▼

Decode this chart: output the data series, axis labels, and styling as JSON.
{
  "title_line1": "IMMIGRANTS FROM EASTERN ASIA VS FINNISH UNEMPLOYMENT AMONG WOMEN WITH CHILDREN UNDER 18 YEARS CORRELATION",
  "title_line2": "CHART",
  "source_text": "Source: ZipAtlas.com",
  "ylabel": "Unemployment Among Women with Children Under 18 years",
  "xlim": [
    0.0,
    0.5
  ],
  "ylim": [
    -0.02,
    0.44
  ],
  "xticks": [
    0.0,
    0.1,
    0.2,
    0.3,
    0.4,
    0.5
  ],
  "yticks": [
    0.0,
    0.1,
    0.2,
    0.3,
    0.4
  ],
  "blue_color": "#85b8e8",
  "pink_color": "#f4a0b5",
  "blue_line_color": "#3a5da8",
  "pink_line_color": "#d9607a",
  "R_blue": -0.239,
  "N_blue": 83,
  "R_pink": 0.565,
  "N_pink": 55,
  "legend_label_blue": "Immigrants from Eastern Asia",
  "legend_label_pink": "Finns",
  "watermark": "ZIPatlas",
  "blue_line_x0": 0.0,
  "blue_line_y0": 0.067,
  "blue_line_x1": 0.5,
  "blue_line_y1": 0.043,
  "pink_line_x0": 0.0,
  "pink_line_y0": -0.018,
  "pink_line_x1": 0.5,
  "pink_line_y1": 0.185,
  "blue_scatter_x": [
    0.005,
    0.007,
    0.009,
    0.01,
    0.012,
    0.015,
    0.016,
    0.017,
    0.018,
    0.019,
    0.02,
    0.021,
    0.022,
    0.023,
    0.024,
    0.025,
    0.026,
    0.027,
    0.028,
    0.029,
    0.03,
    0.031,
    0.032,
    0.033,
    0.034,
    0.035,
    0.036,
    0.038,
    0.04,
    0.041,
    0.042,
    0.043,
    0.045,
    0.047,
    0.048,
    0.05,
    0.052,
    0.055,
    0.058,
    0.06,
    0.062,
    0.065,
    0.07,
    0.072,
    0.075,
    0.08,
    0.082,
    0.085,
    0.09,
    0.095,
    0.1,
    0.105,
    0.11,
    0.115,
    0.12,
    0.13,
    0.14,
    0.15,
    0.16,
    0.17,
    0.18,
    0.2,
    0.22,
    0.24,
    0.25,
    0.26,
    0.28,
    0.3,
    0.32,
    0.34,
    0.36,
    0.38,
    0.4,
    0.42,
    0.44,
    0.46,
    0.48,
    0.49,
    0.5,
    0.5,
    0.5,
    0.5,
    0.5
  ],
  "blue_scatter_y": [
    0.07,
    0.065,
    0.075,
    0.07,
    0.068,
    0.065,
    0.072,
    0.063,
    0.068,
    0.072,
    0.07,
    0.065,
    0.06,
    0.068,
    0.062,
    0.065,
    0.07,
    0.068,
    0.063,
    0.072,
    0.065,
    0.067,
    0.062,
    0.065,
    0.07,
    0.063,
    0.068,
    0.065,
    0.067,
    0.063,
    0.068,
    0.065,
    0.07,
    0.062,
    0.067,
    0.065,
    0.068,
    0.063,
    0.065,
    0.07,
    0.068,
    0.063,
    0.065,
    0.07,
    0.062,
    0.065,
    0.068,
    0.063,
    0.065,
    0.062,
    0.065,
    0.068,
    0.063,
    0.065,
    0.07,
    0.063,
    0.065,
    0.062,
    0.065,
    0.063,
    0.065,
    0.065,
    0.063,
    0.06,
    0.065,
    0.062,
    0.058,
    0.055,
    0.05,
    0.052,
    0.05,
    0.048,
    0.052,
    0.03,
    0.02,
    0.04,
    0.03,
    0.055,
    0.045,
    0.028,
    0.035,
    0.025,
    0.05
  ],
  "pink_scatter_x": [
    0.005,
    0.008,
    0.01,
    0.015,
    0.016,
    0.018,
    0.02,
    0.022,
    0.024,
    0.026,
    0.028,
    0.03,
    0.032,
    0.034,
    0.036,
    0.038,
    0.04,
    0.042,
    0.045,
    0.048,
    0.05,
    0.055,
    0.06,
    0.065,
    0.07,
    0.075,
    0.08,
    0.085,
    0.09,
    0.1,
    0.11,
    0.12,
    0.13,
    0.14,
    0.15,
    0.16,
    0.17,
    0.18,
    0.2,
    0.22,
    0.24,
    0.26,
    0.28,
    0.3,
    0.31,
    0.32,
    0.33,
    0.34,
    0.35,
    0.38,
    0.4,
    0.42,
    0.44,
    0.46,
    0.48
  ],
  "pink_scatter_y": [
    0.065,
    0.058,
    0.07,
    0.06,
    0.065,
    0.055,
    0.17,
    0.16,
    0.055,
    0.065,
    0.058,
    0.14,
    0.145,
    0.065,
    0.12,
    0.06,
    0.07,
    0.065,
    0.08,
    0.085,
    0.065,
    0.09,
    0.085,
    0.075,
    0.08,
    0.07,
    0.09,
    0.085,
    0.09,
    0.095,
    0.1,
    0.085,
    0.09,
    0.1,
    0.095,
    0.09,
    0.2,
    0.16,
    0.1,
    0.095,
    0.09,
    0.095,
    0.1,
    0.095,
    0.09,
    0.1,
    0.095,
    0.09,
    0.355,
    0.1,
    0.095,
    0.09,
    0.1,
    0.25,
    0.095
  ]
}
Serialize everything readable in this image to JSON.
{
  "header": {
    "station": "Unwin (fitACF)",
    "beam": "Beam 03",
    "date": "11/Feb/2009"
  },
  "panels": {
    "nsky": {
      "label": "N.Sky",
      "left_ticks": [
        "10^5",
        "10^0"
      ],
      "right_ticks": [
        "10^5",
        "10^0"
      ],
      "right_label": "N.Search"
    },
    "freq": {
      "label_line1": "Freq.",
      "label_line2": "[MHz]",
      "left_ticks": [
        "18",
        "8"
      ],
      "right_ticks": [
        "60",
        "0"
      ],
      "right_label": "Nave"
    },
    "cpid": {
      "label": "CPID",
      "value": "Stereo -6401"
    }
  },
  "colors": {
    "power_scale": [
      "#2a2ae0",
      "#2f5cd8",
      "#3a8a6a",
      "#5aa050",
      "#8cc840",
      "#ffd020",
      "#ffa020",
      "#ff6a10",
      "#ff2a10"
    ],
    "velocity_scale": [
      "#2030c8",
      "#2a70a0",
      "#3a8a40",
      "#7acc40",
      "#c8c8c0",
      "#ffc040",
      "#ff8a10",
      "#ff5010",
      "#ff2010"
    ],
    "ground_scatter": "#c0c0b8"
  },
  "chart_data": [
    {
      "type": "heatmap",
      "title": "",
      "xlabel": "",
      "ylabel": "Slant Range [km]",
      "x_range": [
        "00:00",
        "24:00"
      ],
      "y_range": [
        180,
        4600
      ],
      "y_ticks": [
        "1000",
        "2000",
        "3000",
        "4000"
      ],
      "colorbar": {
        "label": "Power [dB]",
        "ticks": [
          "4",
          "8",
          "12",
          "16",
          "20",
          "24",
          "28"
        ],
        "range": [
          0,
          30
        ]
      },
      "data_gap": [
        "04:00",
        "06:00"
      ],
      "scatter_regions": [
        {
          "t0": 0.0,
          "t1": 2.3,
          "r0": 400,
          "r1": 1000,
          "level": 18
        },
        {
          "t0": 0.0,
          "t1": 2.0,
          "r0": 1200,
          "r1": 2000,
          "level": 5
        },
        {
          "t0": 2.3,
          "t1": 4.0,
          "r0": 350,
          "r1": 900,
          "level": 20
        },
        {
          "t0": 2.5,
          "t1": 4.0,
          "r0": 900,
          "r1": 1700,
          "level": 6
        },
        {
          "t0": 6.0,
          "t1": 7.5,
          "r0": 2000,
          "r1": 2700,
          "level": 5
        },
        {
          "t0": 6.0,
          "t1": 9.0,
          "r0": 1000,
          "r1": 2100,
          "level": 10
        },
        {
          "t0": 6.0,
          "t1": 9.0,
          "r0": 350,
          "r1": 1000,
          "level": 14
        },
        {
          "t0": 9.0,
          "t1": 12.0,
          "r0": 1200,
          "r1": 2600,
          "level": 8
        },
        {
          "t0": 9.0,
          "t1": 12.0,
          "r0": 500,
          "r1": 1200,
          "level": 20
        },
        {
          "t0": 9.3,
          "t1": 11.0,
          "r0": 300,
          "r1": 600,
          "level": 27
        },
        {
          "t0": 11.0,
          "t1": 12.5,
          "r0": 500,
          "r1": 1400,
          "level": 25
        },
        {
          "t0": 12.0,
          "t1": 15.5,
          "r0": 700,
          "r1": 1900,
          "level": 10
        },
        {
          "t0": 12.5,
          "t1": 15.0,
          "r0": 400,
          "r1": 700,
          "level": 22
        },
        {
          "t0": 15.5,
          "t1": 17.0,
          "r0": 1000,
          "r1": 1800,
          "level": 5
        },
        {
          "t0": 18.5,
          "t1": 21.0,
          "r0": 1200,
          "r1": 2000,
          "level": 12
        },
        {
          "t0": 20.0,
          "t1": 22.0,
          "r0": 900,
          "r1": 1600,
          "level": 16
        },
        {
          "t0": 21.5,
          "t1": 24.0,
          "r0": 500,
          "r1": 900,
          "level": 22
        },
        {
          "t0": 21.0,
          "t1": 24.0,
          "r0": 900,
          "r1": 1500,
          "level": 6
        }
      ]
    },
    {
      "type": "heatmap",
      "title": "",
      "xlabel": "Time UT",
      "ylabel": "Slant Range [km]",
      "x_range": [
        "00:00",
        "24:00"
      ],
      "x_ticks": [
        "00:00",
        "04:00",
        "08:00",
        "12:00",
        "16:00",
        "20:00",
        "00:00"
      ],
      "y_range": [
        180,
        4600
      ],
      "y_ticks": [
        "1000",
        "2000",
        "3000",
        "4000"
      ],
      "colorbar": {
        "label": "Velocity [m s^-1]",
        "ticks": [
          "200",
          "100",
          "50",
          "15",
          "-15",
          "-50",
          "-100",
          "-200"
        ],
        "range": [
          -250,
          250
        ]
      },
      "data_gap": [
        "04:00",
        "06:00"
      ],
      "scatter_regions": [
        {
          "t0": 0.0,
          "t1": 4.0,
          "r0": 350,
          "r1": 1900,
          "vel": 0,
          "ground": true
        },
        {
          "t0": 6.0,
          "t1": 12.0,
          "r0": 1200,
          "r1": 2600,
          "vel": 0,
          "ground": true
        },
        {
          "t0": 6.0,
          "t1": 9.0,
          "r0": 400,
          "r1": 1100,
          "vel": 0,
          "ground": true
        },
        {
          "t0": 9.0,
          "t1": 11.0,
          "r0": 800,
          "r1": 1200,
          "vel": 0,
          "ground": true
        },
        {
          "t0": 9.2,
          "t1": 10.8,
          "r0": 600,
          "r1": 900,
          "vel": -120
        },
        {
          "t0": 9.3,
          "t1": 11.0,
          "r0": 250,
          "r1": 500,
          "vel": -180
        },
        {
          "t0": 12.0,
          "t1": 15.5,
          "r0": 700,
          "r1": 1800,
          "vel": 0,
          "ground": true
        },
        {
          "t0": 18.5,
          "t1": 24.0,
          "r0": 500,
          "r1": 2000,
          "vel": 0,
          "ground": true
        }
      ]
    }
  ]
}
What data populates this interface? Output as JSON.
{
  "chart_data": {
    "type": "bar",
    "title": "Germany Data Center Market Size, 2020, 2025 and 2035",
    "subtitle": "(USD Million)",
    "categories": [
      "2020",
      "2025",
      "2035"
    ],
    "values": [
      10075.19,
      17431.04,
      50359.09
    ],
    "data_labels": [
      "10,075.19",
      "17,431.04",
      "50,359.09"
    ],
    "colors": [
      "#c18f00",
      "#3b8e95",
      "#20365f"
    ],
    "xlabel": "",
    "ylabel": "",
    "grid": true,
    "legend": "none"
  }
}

▲

◆ SHORT EXERCISE
Using the material above, reproduce exactly the line that contains "What data populates" and all lines after it through the last one, and only those.

◆ FULL ANSWER
What data populates this interface? Output as JSON.
{
  "chart_data": {
    "type": "bar",
    "title": "Germany Data Center Market Size, 2020, 2025 and 2035",
    "subtitle": "(USD Million)",
    "categories": [
      "2020",
      "2025",
      "2035"
    ],
    "values": [
      10075.19,
      17431.04,
      50359.09
    ],
    "data_labels": [
      "10,075.19",
      "17,431.04",
      "50,359.09"
    ],
    "colors": [
      "#c18f00",
      "#3b8e95",
      "#20365f"
    ],
    "xlabel": "",
    "ylabel": "",
    "grid": true,
    "legend": "none"
  }
}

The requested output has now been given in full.